## INSTRUCTION
Copy all lines holding the word "type" from the entries.

Chart and figure data:

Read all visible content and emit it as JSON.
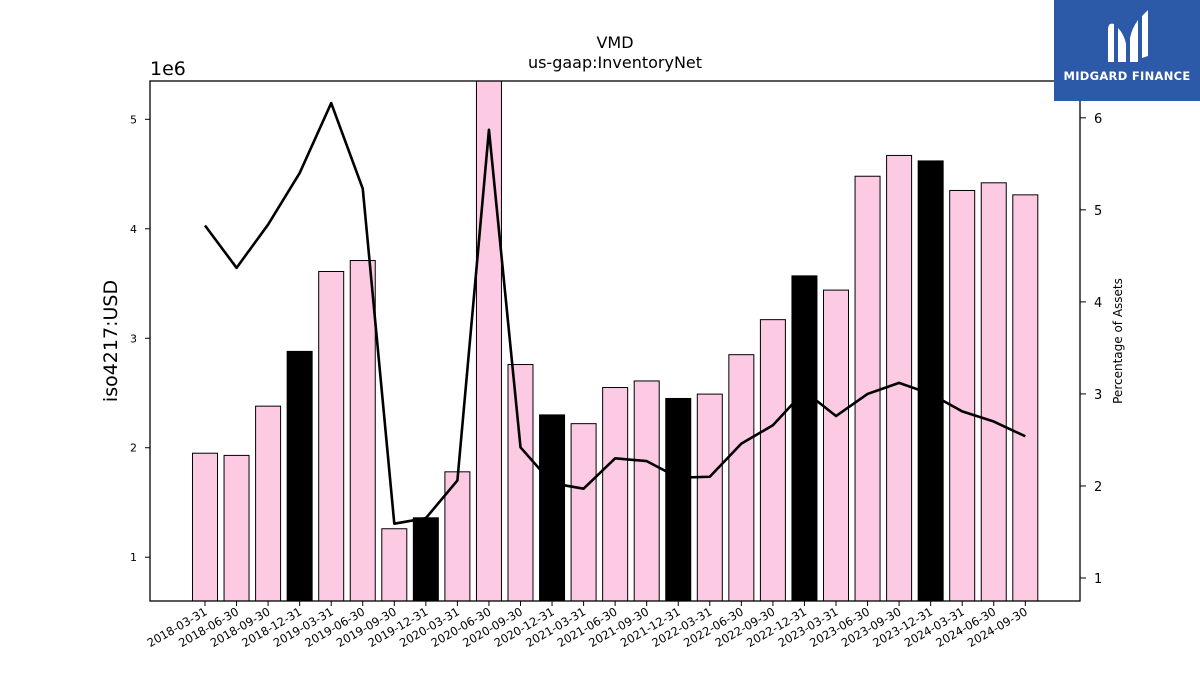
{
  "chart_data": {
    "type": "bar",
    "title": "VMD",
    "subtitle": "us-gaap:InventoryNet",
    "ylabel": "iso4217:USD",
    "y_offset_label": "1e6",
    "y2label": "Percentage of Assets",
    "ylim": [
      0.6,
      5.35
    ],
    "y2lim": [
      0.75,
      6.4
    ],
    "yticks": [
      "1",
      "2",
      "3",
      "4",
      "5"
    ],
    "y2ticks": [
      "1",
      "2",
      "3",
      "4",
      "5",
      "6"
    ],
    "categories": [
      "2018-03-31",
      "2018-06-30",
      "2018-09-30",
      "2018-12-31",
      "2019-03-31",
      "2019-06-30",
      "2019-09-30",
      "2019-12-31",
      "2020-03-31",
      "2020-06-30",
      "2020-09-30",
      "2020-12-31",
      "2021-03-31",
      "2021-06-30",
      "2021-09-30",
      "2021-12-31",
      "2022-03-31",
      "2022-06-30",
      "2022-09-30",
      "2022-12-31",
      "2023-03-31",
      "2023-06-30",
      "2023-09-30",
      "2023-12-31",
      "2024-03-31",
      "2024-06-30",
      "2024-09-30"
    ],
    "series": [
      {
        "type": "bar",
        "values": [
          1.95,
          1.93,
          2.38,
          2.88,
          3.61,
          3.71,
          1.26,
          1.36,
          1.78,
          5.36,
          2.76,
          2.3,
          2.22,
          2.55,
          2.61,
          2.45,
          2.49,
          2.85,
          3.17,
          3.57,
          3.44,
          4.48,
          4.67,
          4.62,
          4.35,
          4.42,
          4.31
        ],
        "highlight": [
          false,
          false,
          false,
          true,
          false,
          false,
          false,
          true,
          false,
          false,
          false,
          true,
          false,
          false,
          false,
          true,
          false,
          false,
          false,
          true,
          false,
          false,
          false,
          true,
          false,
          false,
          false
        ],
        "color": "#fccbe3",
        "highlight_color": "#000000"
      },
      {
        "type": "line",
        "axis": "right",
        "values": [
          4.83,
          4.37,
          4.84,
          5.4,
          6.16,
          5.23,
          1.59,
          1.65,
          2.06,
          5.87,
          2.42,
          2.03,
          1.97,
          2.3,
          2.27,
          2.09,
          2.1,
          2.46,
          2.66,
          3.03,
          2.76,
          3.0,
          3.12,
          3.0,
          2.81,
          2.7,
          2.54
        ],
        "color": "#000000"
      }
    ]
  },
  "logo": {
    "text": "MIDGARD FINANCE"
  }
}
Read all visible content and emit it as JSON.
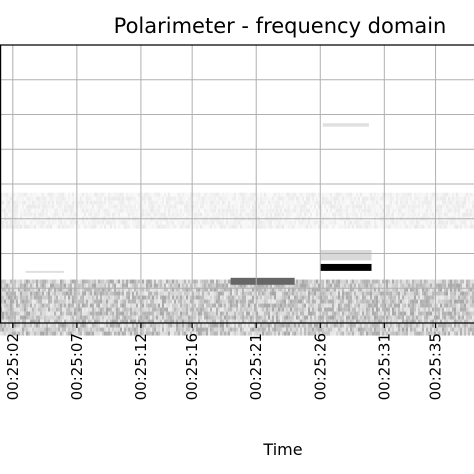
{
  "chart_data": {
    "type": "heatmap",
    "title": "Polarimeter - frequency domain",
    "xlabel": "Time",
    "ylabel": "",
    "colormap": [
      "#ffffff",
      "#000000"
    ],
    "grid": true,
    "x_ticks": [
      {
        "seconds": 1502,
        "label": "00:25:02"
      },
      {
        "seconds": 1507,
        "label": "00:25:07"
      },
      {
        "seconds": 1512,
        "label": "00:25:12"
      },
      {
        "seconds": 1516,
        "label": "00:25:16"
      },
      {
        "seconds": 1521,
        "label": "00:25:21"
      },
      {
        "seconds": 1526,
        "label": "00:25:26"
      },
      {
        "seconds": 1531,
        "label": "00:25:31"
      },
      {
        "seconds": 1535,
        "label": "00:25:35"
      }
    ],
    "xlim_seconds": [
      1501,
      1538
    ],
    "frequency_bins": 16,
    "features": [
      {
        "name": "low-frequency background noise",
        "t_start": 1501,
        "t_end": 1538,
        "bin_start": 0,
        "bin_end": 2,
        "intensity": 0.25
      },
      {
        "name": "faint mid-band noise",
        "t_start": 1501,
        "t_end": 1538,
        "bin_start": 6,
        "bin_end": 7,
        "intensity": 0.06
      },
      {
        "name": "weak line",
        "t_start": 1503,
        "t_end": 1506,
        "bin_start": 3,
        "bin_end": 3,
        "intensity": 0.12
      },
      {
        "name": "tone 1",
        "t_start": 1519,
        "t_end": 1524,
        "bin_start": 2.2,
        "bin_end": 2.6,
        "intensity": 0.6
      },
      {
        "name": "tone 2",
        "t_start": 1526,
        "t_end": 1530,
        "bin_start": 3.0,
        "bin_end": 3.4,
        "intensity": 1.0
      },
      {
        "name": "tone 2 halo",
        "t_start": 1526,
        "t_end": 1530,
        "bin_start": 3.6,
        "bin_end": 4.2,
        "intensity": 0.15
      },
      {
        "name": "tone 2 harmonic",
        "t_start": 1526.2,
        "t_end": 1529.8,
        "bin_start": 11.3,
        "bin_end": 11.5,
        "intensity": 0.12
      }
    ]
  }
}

...

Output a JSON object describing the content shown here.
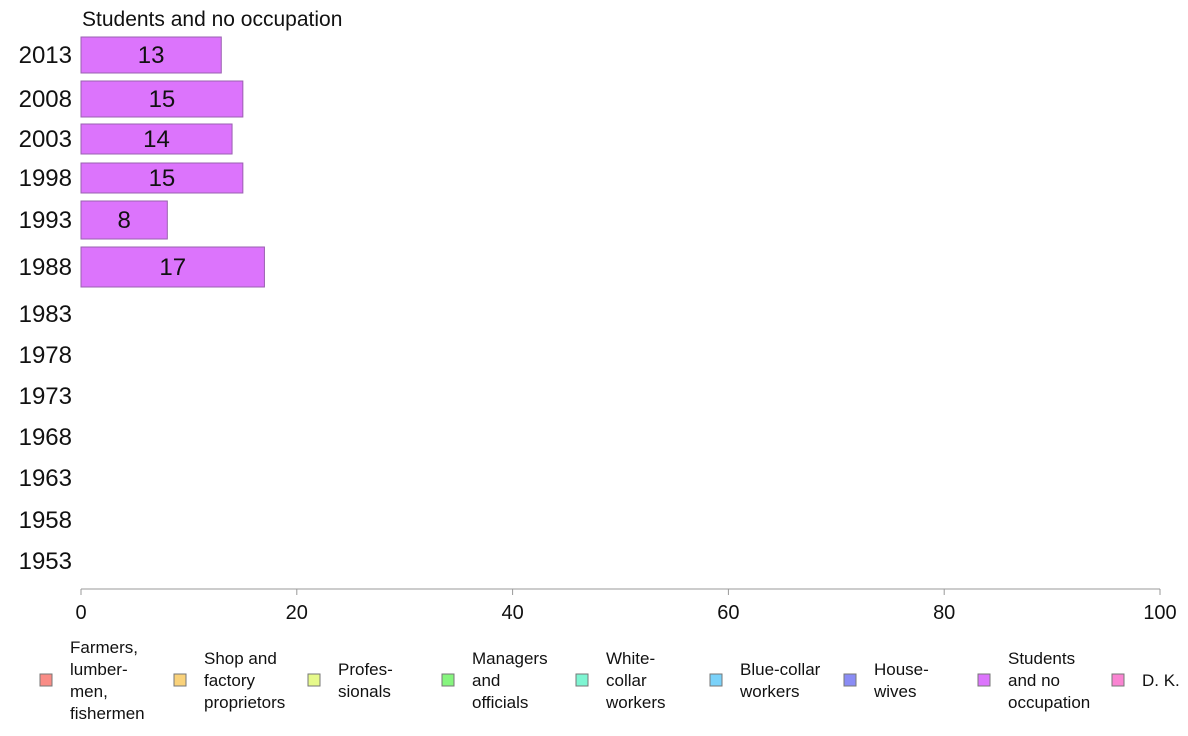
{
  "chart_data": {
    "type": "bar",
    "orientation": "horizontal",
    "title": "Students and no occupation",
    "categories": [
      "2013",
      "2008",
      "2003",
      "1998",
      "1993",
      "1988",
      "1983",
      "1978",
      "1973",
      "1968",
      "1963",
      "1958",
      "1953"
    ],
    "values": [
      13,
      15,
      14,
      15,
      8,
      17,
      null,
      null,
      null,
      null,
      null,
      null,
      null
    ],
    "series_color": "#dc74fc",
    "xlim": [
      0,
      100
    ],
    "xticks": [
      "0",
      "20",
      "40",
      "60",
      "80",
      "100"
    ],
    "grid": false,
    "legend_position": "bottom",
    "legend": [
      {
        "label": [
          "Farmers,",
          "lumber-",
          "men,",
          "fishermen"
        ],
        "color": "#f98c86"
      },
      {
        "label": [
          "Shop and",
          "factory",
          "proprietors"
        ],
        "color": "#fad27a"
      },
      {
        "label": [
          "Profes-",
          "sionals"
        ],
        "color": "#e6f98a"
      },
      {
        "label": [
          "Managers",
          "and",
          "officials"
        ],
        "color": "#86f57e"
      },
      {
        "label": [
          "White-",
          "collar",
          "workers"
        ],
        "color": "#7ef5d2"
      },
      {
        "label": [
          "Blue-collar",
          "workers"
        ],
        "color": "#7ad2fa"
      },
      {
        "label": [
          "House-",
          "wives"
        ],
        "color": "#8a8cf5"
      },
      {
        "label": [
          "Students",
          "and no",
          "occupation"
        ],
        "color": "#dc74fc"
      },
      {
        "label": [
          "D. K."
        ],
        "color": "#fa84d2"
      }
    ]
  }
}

## TASK ANSWER
    "type": "bar",
        "type": "bar",
        "type": "line",
    "type": "heatmap",
    "type": "bar",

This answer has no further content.